··· EXTRACTED TEXT
The Tourist Trap Escape: New York’s Alternative Agenda

Friday’s – yeah, that Friday’s – is coming to Union Square, and we’re scared. For us, yeah, but especially for tourists: every year, hundreds of thousands pour into New York, and hit the same, godawful places everyone else does, or worse, the ones they could hit at home. You can’t (entirely) blame them: they don’t know any better, besides which, doing touristy things in New York isn’t the worst way to see this city! Some things – like hitting up a deli, roaming New York’s parks, trying to get a good view of the urban landscape, or taking in the epicenter of the action in midtown – really aren’t to be missed, or begrudged. But why waste away at the same spots, doing the same things that’ve been done time and time again? They’re generally mediocre experiences. We polled our staff panel of self-proclaimed Manhattanites, and came up with a list of alternatives to the turns many a tourist takes wrong. We’ve consciously omitted Brooklyn and Queens, who deserve their own list; for now, here’re your 2009 New York Tourist Trap Alternatives.
······
▶ [PROMPT 1] Do these statements agree with the New York tourist-trap article? Answer yes or no for each and quote the words that decide it. (a) Friday's is coming to Union Square. (b) The writers say doing touristy things in New York is the worst way to see the city. (c) The list of alternatives includes spots in Brooklyn and Queens.
▶ [PROMPT 2] Can you carry on the New York tourist-trap article, picking up right after its last sentence?
··· SUPPLIED MATERIAL
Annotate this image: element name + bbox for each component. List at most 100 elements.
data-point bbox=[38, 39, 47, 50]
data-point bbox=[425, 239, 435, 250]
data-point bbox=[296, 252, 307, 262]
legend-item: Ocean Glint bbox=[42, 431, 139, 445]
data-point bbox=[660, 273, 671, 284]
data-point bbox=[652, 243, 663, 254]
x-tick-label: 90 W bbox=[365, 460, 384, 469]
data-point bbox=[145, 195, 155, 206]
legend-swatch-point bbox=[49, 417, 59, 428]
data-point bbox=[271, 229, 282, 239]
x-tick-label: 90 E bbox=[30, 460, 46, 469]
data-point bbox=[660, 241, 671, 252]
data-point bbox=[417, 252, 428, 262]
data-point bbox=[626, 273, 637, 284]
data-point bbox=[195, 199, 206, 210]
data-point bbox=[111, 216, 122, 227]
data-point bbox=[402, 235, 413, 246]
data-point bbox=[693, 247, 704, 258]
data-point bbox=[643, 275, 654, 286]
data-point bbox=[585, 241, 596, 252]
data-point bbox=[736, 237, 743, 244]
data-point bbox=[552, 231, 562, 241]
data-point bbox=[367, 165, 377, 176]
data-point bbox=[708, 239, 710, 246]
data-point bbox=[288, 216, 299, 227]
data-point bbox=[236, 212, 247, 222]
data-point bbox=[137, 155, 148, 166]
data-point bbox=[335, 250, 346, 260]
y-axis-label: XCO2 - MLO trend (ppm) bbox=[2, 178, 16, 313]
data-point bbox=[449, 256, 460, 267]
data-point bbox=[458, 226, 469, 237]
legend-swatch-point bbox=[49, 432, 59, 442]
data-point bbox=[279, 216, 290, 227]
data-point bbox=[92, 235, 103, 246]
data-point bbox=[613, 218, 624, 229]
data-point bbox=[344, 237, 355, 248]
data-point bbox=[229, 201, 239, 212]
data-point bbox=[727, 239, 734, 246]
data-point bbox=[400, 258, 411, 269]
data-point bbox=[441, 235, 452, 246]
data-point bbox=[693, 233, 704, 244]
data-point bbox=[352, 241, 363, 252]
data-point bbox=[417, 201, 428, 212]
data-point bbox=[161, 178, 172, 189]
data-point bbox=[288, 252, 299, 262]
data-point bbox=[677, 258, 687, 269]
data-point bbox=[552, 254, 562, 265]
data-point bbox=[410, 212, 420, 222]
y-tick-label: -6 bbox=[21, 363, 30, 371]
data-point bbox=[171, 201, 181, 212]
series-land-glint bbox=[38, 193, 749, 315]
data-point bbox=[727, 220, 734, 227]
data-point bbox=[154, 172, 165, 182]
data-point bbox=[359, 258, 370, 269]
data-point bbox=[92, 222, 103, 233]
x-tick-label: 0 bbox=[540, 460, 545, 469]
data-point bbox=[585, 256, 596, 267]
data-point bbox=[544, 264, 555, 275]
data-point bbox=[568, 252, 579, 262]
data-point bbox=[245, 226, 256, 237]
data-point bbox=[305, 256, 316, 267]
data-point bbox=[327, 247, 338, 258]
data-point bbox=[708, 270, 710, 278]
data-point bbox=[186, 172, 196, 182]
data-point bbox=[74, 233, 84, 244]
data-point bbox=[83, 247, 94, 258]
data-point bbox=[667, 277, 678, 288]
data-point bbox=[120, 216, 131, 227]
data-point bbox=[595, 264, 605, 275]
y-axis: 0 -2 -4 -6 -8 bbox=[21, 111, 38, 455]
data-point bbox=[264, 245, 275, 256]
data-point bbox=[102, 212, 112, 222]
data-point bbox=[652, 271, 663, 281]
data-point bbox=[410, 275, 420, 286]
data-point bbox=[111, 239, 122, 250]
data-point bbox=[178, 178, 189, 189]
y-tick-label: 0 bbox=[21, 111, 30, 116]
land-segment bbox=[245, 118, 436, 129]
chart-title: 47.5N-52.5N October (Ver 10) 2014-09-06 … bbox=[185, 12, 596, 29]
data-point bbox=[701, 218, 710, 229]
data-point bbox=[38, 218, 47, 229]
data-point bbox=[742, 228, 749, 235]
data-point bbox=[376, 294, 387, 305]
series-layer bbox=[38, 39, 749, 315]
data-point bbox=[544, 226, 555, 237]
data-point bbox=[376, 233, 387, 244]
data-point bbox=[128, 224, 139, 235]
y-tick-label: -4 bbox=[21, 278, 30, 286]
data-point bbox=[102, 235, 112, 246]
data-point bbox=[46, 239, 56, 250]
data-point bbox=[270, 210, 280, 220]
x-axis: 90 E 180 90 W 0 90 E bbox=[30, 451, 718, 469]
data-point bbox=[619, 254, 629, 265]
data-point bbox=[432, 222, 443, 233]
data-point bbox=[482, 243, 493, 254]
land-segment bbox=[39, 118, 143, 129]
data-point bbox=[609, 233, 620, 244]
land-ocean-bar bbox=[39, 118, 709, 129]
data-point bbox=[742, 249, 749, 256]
······
▶ [EXPECTED ANSWER 1]
(a) Yes: "Friday’s – yeah, that Friday’s – is coming to Union Square"
(b) No: "doing touristy things in New York isn’t the worst way to see this city!"
(c) No: "We’ve consciously omitted Brooklyn and Queens, who deserve their own list"

▶ [EXPECTED ANSWER 2]
Financial District Excursions

Overrated: South Street Seaport. Glorified mall and chain restaurants on Pier 17 overlooking the Brooklyn Bridge have a nice view, but are the same things you can get anywhere else. Take pictures with the big boat and leave. Though the cobblestone on Fulton Street may at first appear quaint, the tweens regurgitated from the mouth of a nearby Abercrombie and Fitch are dealbreakers. Overpriced food, drinks, and tourist friendly boat trips are as disingenuous and quintessentially New York as, I don’t know, Tyra Banks.

Underrated: Staten Island Ferry. 25-minute boat trip services the daily commute for Staten Island residents, and also provides awesome views of the New York Harbor, the Statue of Liberty and downtown Manhattan. Turn around and get back on as soon as you get to the other side for a total of 50 minutes of fun. And thanks to our egregiously high taxes, tourists, you get to ride this moving bar for free. Yes, they sell beer, along with a few snacks, as well. Take it at Sunset: it’s one of the most underrated experiences you can have (and creative dates you can take someone on) in New York.

image The best booze cruise in town. Just don’t get marooned on the other side.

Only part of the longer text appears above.